-------- Provided entries
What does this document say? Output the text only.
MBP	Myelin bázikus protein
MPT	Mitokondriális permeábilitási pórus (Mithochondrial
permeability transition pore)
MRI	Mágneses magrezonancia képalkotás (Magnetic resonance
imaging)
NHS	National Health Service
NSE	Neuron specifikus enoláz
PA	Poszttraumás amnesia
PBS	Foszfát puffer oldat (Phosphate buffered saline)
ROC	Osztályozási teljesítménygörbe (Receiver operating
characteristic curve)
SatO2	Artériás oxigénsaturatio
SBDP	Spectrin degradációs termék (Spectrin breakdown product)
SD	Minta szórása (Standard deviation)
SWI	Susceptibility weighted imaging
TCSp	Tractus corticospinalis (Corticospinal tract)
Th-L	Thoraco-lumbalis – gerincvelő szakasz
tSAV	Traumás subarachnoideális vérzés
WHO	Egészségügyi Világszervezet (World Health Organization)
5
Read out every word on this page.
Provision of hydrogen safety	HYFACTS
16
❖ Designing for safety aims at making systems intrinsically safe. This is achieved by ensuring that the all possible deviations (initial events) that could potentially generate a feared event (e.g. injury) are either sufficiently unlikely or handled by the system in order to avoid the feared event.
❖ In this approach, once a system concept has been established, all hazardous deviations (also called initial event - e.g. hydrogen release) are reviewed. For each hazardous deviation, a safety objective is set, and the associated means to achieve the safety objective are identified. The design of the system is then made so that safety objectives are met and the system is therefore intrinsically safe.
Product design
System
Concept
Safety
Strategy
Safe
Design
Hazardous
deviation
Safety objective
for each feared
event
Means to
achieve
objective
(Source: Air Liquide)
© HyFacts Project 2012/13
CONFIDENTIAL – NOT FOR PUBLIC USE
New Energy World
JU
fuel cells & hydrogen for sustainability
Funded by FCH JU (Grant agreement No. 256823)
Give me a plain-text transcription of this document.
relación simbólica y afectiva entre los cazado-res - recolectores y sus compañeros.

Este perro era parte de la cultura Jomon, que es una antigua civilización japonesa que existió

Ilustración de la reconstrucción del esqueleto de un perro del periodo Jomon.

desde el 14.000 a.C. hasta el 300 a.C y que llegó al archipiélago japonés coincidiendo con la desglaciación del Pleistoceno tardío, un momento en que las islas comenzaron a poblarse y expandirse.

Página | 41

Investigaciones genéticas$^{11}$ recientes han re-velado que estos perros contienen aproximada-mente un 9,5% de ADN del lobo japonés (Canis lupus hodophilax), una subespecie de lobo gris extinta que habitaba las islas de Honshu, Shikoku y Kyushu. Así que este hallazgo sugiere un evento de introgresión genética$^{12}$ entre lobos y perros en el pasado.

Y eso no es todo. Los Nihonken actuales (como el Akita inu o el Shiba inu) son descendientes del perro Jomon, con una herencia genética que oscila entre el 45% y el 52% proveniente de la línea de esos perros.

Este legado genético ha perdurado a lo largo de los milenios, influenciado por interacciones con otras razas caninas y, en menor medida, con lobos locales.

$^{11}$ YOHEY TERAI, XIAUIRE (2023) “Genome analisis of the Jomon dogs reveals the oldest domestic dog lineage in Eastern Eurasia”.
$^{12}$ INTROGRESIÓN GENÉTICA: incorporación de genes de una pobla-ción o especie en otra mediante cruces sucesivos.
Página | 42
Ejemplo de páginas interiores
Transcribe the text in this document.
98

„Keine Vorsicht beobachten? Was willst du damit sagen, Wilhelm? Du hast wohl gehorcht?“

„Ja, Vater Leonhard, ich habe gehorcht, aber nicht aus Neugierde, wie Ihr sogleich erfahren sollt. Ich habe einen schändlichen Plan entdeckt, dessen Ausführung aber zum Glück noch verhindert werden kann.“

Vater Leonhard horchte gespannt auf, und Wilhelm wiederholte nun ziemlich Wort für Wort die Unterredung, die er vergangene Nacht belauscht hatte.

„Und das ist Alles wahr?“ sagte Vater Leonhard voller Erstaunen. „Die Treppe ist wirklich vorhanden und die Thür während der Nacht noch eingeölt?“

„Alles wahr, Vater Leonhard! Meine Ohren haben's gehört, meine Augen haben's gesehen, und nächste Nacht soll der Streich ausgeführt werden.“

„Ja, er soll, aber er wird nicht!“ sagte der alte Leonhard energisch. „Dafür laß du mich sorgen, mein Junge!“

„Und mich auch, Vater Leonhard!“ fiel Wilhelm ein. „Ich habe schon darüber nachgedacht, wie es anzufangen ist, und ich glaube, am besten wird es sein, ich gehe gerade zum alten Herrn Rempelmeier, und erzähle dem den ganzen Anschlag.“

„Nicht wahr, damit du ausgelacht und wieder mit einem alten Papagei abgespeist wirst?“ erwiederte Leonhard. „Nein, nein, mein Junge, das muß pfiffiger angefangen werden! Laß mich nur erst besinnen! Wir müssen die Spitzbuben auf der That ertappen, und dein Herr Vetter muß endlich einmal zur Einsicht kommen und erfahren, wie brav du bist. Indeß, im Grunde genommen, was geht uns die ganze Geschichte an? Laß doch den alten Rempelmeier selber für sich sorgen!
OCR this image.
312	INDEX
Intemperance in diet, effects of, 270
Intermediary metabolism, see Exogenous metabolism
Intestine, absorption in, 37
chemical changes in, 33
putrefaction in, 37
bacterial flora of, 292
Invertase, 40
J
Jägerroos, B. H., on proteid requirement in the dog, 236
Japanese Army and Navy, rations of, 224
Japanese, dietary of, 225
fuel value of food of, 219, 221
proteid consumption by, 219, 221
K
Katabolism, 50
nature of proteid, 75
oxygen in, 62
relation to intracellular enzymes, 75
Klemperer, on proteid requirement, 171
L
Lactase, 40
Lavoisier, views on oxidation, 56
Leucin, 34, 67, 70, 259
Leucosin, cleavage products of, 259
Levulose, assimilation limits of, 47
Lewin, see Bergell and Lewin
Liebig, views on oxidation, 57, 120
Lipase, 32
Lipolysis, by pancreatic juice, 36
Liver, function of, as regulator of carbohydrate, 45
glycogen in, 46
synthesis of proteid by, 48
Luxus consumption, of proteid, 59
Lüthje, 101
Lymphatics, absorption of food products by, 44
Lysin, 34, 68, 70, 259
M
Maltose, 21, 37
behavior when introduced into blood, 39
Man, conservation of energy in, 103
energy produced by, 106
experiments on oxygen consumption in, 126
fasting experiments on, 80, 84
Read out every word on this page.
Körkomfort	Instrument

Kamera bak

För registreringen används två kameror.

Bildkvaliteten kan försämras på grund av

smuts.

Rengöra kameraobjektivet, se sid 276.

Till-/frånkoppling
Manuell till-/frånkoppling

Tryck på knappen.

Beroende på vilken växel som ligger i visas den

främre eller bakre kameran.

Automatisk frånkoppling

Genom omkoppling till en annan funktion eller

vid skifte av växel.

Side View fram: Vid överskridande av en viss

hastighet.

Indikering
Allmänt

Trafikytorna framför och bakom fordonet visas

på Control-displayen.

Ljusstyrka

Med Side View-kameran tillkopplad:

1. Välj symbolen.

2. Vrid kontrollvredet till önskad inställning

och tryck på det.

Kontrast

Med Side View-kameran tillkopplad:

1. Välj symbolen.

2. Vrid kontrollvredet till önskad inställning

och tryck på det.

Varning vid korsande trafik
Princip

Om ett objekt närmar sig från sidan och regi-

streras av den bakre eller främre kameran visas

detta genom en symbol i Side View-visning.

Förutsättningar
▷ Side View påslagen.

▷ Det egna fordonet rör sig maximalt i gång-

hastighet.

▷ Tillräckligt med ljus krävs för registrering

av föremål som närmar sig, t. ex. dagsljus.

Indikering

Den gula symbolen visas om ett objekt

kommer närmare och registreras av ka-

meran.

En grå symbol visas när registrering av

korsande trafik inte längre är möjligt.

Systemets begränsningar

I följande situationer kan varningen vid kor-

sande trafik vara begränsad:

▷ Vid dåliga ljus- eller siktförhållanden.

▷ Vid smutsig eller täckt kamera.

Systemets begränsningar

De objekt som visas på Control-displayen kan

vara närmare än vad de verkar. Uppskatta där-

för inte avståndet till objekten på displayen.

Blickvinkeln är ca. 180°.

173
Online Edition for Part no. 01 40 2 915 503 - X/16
----------------
What the task requires —
Using the data above, establish how many lines include the word "alten"; the reply is that number only.

Your solution —
2